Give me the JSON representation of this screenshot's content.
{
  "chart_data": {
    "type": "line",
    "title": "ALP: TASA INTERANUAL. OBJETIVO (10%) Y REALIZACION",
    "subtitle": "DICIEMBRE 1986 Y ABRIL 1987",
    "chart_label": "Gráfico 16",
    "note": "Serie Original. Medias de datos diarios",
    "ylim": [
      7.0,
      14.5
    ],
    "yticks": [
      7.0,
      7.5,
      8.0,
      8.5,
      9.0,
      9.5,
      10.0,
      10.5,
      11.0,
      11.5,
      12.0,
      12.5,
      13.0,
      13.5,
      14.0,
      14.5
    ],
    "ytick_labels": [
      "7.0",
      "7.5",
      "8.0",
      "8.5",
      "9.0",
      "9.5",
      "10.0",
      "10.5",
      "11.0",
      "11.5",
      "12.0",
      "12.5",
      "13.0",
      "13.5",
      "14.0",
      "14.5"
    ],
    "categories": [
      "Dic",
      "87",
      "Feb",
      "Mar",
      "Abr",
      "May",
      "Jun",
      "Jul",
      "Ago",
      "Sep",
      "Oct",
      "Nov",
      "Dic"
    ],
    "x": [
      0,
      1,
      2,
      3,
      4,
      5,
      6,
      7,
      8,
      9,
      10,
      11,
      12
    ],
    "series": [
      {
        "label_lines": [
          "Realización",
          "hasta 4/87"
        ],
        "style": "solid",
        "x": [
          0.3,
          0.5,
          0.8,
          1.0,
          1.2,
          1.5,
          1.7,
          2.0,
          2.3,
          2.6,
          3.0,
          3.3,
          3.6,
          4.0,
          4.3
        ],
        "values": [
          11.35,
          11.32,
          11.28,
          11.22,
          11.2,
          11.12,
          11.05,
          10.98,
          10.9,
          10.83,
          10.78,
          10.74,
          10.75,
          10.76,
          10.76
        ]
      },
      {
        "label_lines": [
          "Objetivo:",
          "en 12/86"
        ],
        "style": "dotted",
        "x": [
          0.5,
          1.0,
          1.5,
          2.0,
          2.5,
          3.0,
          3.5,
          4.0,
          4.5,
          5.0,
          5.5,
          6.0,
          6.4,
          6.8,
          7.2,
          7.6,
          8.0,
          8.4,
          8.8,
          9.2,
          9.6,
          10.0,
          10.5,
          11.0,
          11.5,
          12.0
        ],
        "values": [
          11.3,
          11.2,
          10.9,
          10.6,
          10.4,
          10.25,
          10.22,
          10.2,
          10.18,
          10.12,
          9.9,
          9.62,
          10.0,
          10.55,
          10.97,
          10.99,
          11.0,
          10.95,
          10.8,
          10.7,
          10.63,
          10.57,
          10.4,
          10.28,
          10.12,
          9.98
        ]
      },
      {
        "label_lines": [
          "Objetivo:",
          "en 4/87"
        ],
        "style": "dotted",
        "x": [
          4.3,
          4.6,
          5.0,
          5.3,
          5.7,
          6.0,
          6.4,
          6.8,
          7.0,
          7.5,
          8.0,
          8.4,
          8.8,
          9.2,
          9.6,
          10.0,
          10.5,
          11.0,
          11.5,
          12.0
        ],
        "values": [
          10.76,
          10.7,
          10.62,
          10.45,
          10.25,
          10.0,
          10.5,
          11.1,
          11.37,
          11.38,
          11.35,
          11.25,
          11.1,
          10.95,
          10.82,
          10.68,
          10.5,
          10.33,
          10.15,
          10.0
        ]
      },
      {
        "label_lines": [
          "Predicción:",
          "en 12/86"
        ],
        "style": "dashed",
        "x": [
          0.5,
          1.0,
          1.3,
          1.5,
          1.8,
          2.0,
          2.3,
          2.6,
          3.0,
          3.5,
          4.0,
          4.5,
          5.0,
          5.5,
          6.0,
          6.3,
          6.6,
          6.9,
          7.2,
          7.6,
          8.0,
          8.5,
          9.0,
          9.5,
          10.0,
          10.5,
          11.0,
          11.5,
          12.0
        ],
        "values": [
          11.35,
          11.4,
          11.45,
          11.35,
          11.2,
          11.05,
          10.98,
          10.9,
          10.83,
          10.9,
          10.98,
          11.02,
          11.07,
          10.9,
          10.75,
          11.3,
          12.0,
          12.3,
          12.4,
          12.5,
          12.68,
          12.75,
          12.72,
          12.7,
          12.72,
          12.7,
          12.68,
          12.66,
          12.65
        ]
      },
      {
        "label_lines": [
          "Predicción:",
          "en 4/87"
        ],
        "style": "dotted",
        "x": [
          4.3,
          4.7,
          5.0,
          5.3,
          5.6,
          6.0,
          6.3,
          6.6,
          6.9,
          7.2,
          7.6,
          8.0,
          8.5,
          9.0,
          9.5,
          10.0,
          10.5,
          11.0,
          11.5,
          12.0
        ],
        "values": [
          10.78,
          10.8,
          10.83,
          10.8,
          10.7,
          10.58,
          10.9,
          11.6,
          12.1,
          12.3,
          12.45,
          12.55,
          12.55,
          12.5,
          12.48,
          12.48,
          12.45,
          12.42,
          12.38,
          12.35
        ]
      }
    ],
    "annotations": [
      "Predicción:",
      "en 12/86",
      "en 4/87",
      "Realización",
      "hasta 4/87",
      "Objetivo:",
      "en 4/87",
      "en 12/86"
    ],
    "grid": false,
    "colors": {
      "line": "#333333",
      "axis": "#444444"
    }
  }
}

§

- [Goal] From the listing above, extract all records word for word.

- [Exercise solution]
Give me the JSON representation of this screenshot's content.
{
  "chart_data": {
    "type": "line",
    "title": "ALP: TASA INTERANUAL. OBJETIVO (10%) Y REALIZACION",
    "subtitle": "DICIEMBRE 1986 Y ABRIL 1987",
    "chart_label": "Gráfico 16",
    "note": "Serie Original. Medias de datos diarios",
    "ylim": [
      7.0,
      14.5
    ],
    "yticks": [
      7.0,
      7.5,
      8.0,
      8.5,
      9.0,
      9.5,
      10.0,
      10.5,
      11.0,
      11.5,
      12.0,
      12.5,
      13.0,
      13.5,
      14.0,
      14.5
    ],
    "ytick_labels": [
      "7.0",
      "7.5",
      "8.0",
      "8.5",
      "9.0",
      "9.5",
      "10.0",
      "10.5",
      "11.0",
      "11.5",
      "12.0",
      "12.5",
      "13.0",
      "13.5",
      "14.0",
      "14.5"
    ],
    "categories": [
      "Dic",
      "87",
      "Feb",
      "Mar",
      "Abr",
      "May",
      "Jun",
      "Jul",
      "Ago",
      "Sep",
      "Oct",
      "Nov",
      "Dic"
    ],
    "x": [
      0,
      1,
      2,
      3,
      4,
      5,
      6,
      7,
      8,
      9,
      10,
      11,
      12
    ],
    "series": [
      {
        "label_lines": [
          "Realización",
          "hasta 4/87"
        ],
        "style": "solid",
        "x": [
          0.3,
          0.5,
          0.8,
          1.0,
          1.2,
          1.5,
          1.7,
          2.0,
          2.3,
          2.6,
          3.0,
          3.3,
          3.6,
          4.0,
          4.3
        ],
        "values": [
          11.35,
          11.32,
          11.28,
          11.22,
          11.2,
          11.12,
          11.05,
          10.98,
          10.9,
          10.83,
          10.78,
          10.74,
          10.75,
          10.76,
          10.76
        ]
      },
      {
        "label_lines": [
          "Objetivo:",
          "en 12/86"
        ],
        "style": "dotted",
        "x": [
          0.5,
          1.0,
          1.5,
          2.0,
          2.5,
          3.0,
          3.5,
          4.0,
          4.5,
          5.0,
          5.5,
          6.0,
          6.4,
          6.8,
          7.2,
          7.6,
          8.0,
          8.4,
          8.8,
          9.2,
          9.6,
          10.0,
          10.5,
          11.0,
          11.5,
          12.0
        ],
        "values": [
          11.3,
          11.2,
          10.9,
          10.6,
          10.4,
          10.25,
          10.22,
          10.2,
          10.18,
          10.12,
          9.9,
          9.62,
          10.0,
          10.55,
          10.97,
          10.99,
          11.0,
          10.95,
          10.8,
          10.7,
          10.63,
          10.57,
          10.4,
          10.28,
          10.12,
          9.98
        ]
      },
      {
        "label_lines": [
          "Objetivo:",
          "en 4/87"
        ],
        "style": "dotted",
        "x": [
          4.3,
          4.6,
          5.0,
          5.3,
          5.7,
          6.0,
          6.4,
          6.8,
          7.0,
          7.5,
          8.0,
          8.4,
          8.8,
          9.2,
          9.6,
          10.0,
          10.5,
          11.0,
          11.5,
          12.0
        ],
        "values": [
          10.76,
          10.7,
          10.62,
          10.45,
          10.25,
          10.0,
          10.5,
          11.1,
          11.37,
          11.38,
          11.35,
          11.25,
          11.1,
          10.95,
          10.82,
          10.68,
          10.5,
          10.33,
          10.15,
          10.0
        ]
      },
      {
        "label_lines": [
          "Predicción:",
          "en 12/86"
        ],
        "style": "dashed",
        "x": [
          0.5,
          1.0,
          1.3,
          1.5,
          1.8,
          2.0,
          2.3,
          2.6,
          3.0,
          3.5,
          4.0,
          4.5,
          5.0,
          5.5,
          6.0,
          6.3,
          6.6,
          6.9,
          7.2,
          7.6,
          8.0,
          8.5,
          9.0,
          9.5,
          10.0,
          10.5,
          11.0,
          11.5,
          12.0
        ],
        "values": [
          11.35,
          11.4,
          11.45,
          11.35,
          11.2,
          11.05,
          10.98,
          10.9,
          10.83,
          10.9,
          10.98,
          11.02,
          11.07,
          10.9,
          10.75,
          11.3,
          12.0,
          12.3,
          12.4,
          12.5,
          12.68,
          12.75,
          12.72,
          12.7,
          12.72,
          12.7,
          12.68,
          12.66,
          12.65
        ]
      },
      {
        "label_lines": [
          "Predicción:",
          "en 4/87"
        ],
        "style": "dotted",
        "x": [
          4.3,
          4.7,
          5.0,
          5.3,
          5.6,
          6.0,
          6.3,
          6.6,
          6.9,
          7.2,
          7.6,
          8.0,
          8.5,
          9.0,
          9.5,
          10.0,
          10.5,
          11.0,
          11.5,
          12.0
        ],
        "values": [
          10.78,
          10.8,
          10.83,
          10.8,
          10.7,
          10.58,
          10.9,
          11.6,
          12.1,
          12.3,
          12.45,
          12.55,
          12.55,
          12.5,
          12.48,
          12.48,
          12.45,
          12.42,
          12.38,
          12.35
        ]
      }
    ],
    "annotations": [
      "Predicción:",
      "en 12/86",
      "en 4/87",
      "Realización",
      "hasta 4/87",
      "Objetivo:",
      "en 4/87",
      "en 12/86"
    ],
    "grid": false,
    "colors": {
      "line": "#333333",
      "axis": "#444444"
    }
  }
}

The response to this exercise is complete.